* **Work to be completed**: Give back every line of the data below exactly.

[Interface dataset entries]
=== Begin Enclosure ===

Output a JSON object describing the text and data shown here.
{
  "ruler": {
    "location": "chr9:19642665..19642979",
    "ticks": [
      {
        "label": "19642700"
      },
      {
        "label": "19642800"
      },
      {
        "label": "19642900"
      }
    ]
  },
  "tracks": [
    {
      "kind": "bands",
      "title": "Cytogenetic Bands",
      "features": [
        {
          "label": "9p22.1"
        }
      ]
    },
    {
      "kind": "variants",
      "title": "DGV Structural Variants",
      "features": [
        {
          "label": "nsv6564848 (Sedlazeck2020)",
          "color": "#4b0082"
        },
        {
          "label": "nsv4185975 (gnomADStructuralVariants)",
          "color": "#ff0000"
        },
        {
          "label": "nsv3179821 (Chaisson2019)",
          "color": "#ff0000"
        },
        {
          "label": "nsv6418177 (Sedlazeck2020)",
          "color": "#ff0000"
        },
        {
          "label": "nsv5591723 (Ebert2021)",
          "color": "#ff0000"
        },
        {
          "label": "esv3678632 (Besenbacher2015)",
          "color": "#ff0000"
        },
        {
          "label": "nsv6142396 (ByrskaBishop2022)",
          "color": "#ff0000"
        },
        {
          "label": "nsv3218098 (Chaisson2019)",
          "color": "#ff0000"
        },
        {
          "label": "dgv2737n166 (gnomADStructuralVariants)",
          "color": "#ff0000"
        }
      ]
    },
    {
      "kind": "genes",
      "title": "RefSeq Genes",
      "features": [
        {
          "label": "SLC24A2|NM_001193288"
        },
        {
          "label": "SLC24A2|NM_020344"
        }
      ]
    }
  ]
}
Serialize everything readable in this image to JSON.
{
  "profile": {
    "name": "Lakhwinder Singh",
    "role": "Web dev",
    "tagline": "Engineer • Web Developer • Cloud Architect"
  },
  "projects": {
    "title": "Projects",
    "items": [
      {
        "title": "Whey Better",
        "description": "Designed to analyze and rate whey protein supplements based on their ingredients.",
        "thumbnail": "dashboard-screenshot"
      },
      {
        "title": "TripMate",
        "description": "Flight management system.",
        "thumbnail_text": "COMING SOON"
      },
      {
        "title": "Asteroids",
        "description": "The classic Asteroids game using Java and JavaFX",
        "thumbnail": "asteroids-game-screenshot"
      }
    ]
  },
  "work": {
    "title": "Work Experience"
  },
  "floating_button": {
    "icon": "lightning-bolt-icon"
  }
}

=== End Enclosure ===

* **Output of the task**:
Output a JSON object describing the text and data shown here.
{
  "ruler": {
    "location": "chr9:19642665..19642979",
    "ticks": [
      {
        "label": "19642700"
      },
      {
        "label": "19642800"
      },
      {
        "label": "19642900"
      }
    ]
  },
  "tracks": [
    {
      "kind": "bands",
      "title": "Cytogenetic Bands",
      "features": [
        {
          "label": "9p22.1"
        }
      ]
    },
    {
      "kind": "variants",
      "title": "DGV Structural Variants",
      "features": [
        {
          "label": "nsv6564848 (Sedlazeck2020)",
          "color": "#4b0082"
        },
        {
          "label": "nsv4185975 (gnomADStructuralVariants)",
          "color": "#ff0000"
        },
        {
          "label": "nsv3179821 (Chaisson2019)",
          "color": "#ff0000"
        },
        {
          "label": "nsv6418177 (Sedlazeck2020)",
          "color": "#ff0000"
        },
        {
          "label": "nsv5591723 (Ebert2021)",
          "color": "#ff0000"
        },
        {
          "label": "esv3678632 (Besenbacher2015)",
          "color": "#ff0000"
        },
        {
          "label": "nsv6142396 (ByrskaBishop2022)",
          "color": "#ff0000"
        },
        {
          "label": "nsv3218098 (Chaisson2019)",
          "color": "#ff0000"
        },
        {
          "label": "dgv2737n166 (gnomADStructuralVariants)",
          "color": "#ff0000"
        }
      ]
    },
    {
      "kind": "genes",
      "title": "RefSeq Genes",
      "features": [
        {
          "label": "SLC24A2|NM_001193288"
        },
        {
          "label": "SLC24A2|NM_020344"
        }
      ]
    }
  ]
}
Serialize everything readable in this image to JSON.
{
  "profile": {
    "name": "Lakhwinder Singh",
    "role": "Web dev",
    "tagline": "Engineer • Web Developer • Cloud Architect"
  },
  "projects": {
    "title": "Projects",
    "items": [
      {
        "title": "Whey Better",
        "description": "Designed to analyze and rate whey protein supplements based on their ingredients.",
        "thumbnail": "dashboard-screenshot"
      },
      {
        "title": "TripMate",
        "description": "Flight management system.",
        "thumbnail_text": "COMING SOON"
      },
      {
        "title": "Asteroids",
        "description": "The classic Asteroids game using Java and JavaFX",
        "thumbnail": "asteroids-game-screenshot"
      }
    ]
  },
  "work": {
    "title": "Work Experience"
  },
  "floating_button": {
    "icon": "lightning-bolt-icon"
  }
}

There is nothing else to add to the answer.